• **Given text**
The ssl certificate that has the mail domain mail.dimpro.com.co and mail.dptc.com.co we need to renew it, the attempt to make it automatic by means of the manual or the manual is generating an error.
What command are you executing that results in the output you posted? The output indicates that your web server is returning an html page when Let’s Encrypt requests the challenge file instead of the proper response.
You should try creating a test text file in the acme-challenge directory and see if you can load that in a browser properly. I’m suspecting some configuration on your web server is redirecting those requests.
Good afternoon Jaredm,
The command that is being used is the following:
letsencrypt-auto-renew
The SSL certificate is for a mail server, He was renewing automatically, but now that he has only 20 days he does not want to do it and the mentioned error comes out.
I also do not find the path you mention acme-challenge
If you look at the contents of the file /etc/letsencrypt/renewal/mail.dinpro.com.co.conf, it will say what method is used to authenticate (to prove your control over the domain name). The error that you receive is happening when the certificate authority tries to verify that the person requesting the new certificate (you) is really the same person who controls the domain name.

• **Exercise data**
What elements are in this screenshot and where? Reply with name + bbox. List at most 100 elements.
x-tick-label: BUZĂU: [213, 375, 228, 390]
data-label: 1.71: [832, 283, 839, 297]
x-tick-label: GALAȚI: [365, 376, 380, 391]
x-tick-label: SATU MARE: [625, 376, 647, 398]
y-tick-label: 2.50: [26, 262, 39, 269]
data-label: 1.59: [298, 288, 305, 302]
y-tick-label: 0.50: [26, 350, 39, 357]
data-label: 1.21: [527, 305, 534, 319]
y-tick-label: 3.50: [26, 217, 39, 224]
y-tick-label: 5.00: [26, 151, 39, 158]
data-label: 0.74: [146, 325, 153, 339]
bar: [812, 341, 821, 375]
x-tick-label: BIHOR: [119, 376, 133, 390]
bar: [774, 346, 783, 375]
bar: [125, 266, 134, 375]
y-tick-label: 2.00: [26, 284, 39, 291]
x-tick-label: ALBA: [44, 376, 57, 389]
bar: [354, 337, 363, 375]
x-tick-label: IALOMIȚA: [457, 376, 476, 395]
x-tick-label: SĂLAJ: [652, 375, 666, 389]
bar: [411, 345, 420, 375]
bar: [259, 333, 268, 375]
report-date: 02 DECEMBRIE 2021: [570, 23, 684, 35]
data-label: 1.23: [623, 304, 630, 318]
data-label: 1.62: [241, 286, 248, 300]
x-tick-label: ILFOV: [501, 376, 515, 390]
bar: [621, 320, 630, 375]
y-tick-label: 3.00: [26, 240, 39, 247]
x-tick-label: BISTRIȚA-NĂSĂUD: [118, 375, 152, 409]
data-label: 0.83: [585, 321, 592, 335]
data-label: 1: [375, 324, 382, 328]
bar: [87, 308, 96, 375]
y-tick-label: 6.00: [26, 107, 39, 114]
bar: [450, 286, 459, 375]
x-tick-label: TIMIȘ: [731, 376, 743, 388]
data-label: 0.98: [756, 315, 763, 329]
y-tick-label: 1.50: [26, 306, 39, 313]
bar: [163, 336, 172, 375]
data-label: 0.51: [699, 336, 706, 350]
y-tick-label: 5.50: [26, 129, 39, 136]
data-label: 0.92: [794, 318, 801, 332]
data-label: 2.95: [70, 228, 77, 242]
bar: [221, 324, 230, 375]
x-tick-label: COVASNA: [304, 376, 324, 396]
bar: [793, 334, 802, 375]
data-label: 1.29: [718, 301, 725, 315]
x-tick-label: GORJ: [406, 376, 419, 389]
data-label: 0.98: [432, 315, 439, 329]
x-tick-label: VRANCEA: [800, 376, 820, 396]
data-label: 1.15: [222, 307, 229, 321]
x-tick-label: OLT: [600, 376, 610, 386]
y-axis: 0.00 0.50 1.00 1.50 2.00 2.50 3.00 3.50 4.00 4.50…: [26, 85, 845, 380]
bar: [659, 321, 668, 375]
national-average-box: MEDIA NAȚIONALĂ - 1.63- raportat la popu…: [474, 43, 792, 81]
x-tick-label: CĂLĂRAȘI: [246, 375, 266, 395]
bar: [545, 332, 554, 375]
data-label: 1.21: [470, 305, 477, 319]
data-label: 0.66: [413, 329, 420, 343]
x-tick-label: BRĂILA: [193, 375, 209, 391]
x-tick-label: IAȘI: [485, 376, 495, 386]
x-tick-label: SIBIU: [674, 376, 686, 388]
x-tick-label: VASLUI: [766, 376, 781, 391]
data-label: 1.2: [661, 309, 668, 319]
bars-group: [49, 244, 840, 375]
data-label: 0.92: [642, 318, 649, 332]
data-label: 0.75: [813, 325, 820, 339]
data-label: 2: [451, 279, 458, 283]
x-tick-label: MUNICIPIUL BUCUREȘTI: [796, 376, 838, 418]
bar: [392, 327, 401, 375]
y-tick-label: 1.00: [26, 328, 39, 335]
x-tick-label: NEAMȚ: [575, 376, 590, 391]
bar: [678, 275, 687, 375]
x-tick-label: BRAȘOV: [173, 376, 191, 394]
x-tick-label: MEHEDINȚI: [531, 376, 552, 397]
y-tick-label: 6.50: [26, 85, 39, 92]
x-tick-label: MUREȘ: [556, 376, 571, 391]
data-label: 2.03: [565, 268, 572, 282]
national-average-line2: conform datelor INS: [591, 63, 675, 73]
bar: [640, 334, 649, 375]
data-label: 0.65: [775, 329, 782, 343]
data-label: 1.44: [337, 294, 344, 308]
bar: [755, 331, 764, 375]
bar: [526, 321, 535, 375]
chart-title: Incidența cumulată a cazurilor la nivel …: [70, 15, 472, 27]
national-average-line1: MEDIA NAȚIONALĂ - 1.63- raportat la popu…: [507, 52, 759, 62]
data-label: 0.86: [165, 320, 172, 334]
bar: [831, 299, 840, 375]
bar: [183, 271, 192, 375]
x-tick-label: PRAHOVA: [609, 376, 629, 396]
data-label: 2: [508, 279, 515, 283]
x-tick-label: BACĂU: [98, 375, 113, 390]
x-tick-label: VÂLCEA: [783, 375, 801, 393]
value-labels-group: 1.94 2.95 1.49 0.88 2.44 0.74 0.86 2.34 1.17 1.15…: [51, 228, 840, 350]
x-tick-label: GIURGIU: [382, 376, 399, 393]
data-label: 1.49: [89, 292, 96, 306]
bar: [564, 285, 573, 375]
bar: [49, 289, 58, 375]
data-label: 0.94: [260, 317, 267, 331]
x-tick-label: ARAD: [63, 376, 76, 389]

• **Tasks and exercises**
1. Shorten the paragraph of the certificate renewal thread that begins "What command are you executing", keeping its main facts.
2. In the certificate renewal thread, take everything from "You should try" down to "the domain name." and edit it so that "test text file" becomes "sample text file".

• **Answers to each task**
1. Which command produced the posted output? It shows that when Let's Encrypt requests the challenge file, the web server returns an HTML page rather than the correct response.

2.
You should try creating a sample text file in the acme-challenge directory and see if you can load that in a browser properly. I’m suspecting some configuration on your web server is redirecting those requests.
Good afternoon Jaredm,
The command that is being used is the following:
letsencrypt-auto-renew
The SSL certificate is for a mail server, He was renewing automatically, but now that he has only 20 days he does not want to do it and the mentioned error comes out.
I also do not find the path you mention acme-challenge
If you look at the contents of the file /etc/letsencrypt/renewal/mail.dinpro.com.co.conf, it will say what method is used to authenticate (to prove your control over the domain name). The error that you receive is happening when the certificate authority tries to verify that the person requesting the new certificate (you) is really the same person who controls the domain name.